------ Input records ------

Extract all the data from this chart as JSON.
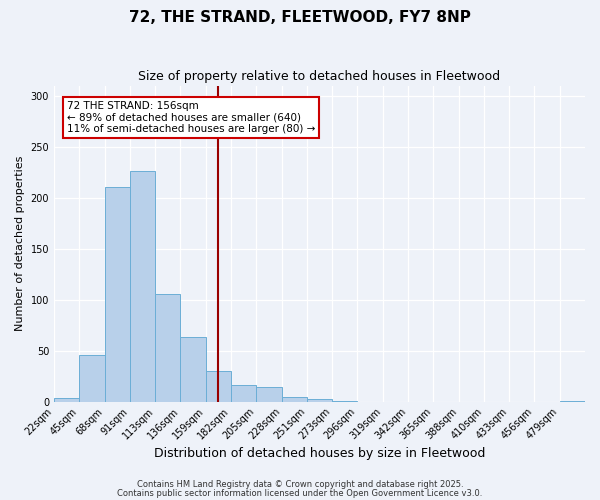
{
  "title": "72, THE STRAND, FLEETWOOD, FY7 8NP",
  "subtitle": "Size of property relative to detached houses in Fleetwood",
  "xlabel": "Distribution of detached houses by size in Fleetwood",
  "ylabel": "Number of detached properties",
  "bin_labels": [
    "22sqm",
    "45sqm",
    "68sqm",
    "91sqm",
    "113sqm",
    "136sqm",
    "159sqm",
    "182sqm",
    "205sqm",
    "228sqm",
    "251sqm",
    "273sqm",
    "296sqm",
    "319sqm",
    "342sqm",
    "365sqm",
    "388sqm",
    "410sqm",
    "433sqm",
    "456sqm",
    "479sqm"
  ],
  "bin_values": [
    4,
    46,
    211,
    226,
    106,
    63,
    30,
    16,
    14,
    5,
    3,
    1,
    0,
    0,
    0,
    0,
    0,
    0,
    0,
    0,
    1
  ],
  "bar_color": "#b8d0ea",
  "bar_edge_color": "#6baed6",
  "vline_x_idx": 6,
  "vline_color": "#990000",
  "annotation_text": "72 THE STRAND: 156sqm\n← 89% of detached houses are smaller (640)\n11% of semi-detached houses are larger (80) →",
  "annotation_box_facecolor": "#ffffff",
  "annotation_box_edgecolor": "#cc0000",
  "ylim": [
    0,
    310
  ],
  "yticks": [
    0,
    50,
    100,
    150,
    200,
    250,
    300
  ],
  "background_color": "#eef2f9",
  "footer1": "Contains HM Land Registry data © Crown copyright and database right 2025.",
  "footer2": "Contains public sector information licensed under the Open Government Licence v3.0.",
  "title_fontsize": 11,
  "subtitle_fontsize": 9,
  "xlabel_fontsize": 9,
  "ylabel_fontsize": 8,
  "tick_fontsize": 7,
  "annotation_fontsize": 7.5,
  "footer_fontsize": 6
}
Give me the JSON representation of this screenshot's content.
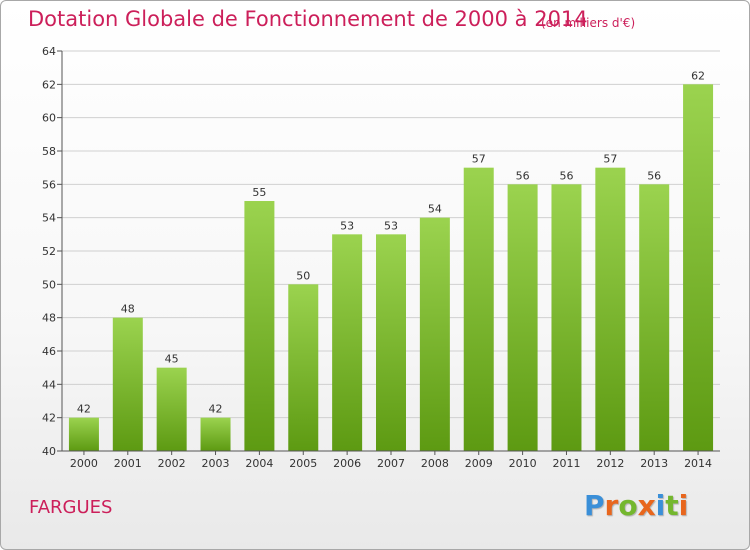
{
  "header": {
    "title": "Dotation Globale de Fonctionnement de 2000 à 2014",
    "subtitle": "(en milliers d'€)"
  },
  "footer": {
    "commune": "FARGUES",
    "logo_letters": [
      "P",
      "r",
      "o",
      "x",
      "i",
      "t",
      "i"
    ],
    "logo_colors": [
      "#3a8fd8",
      "#e8661d",
      "#74b72e",
      "#e8661d",
      "#3a8fd8",
      "#74b72e",
      "#e8661d"
    ]
  },
  "colors": {
    "bar_top": "#9bd34f",
    "bar_bottom": "#5d9a12",
    "grid": "#d0d0d0",
    "accent": "#cc1f5a"
  },
  "chart_data": {
    "type": "bar",
    "categories": [
      "2000",
      "2001",
      "2002",
      "2003",
      "2004",
      "2005",
      "2006",
      "2007",
      "2008",
      "2009",
      "2010",
      "2011",
      "2012",
      "2013",
      "2014"
    ],
    "values": [
      42,
      48,
      45,
      42,
      55,
      50,
      53,
      53,
      54,
      57,
      56,
      56,
      57,
      56,
      62
    ],
    "title": "Dotation Globale de Fonctionnement de 2000 à 2014",
    "subtitle": "(en milliers d'€)",
    "ylim": [
      40,
      64
    ],
    "yticks": [
      40,
      42,
      44,
      46,
      48,
      50,
      52,
      54,
      56,
      58,
      60,
      62,
      64
    ],
    "grid": true,
    "data_labels": true
  }
}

------

### Stated problem
Print out the whole of the material word for word, without pictures.

### The answer
Extract all the data from this chart as JSON.
{
  "title": "72, THE STRAND, FLEETWOOD, FY7 8NP",
  "subtitle": "Size of property relative to detached houses in Fleetwood",
  "xlabel": "Distribution of detached houses by size in Fleetwood",
  "ylabel": "Number of detached properties",
  "bin_labels": [
    "22sqm",
    "45sqm",
    "68sqm",
    "91sqm",
    "113sqm",
    "136sqm",
    "159sqm",
    "182sqm",
    "205sqm",
    "228sqm",
    "251sqm",
    "273sqm",
    "296sqm",
    "319sqm",
    "342sqm",
    "365sqm",
    "388sqm",
    "410sqm",
    "433sqm",
    "456sqm",
    "479sqm"
  ],
  "bin_values": [
    4,
    46,
    211,
    226,
    106,
    63,
    30,
    16,
    14,
    5,
    3,
    1,
    0,
    0,
    0,
    0,
    0,
    0,
    0,
    0,
    1
  ],
  "bar_color": "#b8d0ea",
  "bar_edge_color": "#6baed6",
  "vline_x_idx": 6,
  "vline_color": "#990000",
  "annotation_text": "72 THE STRAND: 156sqm\n← 89% of detached houses are smaller (640)\n11% of semi-detached houses are larger (80) →",
  "annotation_box_facecolor": "#ffffff",
  "annotation_box_edgecolor": "#cc0000",
  "ylim": [
    0,
    310
  ],
  "yticks": [
    0,
    50,
    100,
    150,
    200,
    250,
    300
  ],
  "background_color": "#eef2f9",
  "footer1": "Contains HM Land Registry data © Crown copyright and database right 2025.",
  "footer2": "Contains public sector information licensed under the Open Government Licence v3.0.",
  "title_fontsize": 11,
  "subtitle_fontsize": 9,
  "xlabel_fontsize": 9,
  "ylabel_fontsize": 8,
  "tick_fontsize": 7,
  "annotation_fontsize": 7.5,
  "footer_fontsize": 6
}
Give me the JSON representation of this screenshot's content.
{
  "header": {
    "title": "Dotation Globale de Fonctionnement de 2000 à 2014",
    "subtitle": "(en milliers d'€)"
  },
  "footer": {
    "commune": "FARGUES",
    "logo_letters": [
      "P",
      "r",
      "o",
      "x",
      "i",
      "t",
      "i"
    ],
    "logo_colors": [
      "#3a8fd8",
      "#e8661d",
      "#74b72e",
      "#e8661d",
      "#3a8fd8",
      "#74b72e",
      "#e8661d"
    ]
  },
  "colors": {
    "bar_top": "#9bd34f",
    "bar_bottom": "#5d9a12",
    "grid": "#d0d0d0",
    "accent": "#cc1f5a"
  },
  "chart_data": {
    "type": "bar",
    "categories": [
      "2000",
      "2001",
      "2002",
      "2003",
      "2004",
      "2005",
      "2006",
      "2007",
      "2008",
      "2009",
      "2010",
      "2011",
      "2012",
      "2013",
      "2014"
    ],
    "values": [
      42,
      48,
      45,
      42,
      55,
      50,
      53,
      53,
      54,
      57,
      56,
      56,
      57,
      56,
      62
    ],
    "title": "Dotation Globale de Fonctionnement de 2000 à 2014",
    "subtitle": "(en milliers d'€)",
    "ylim": [
      40,
      64
    ],
    "yticks": [
      40,
      42,
      44,
      46,
      48,
      50,
      52,
      54,
      56,
      58,
      60,
      62,
      64
    ],
    "grid": true,
    "data_labels": true
  }
}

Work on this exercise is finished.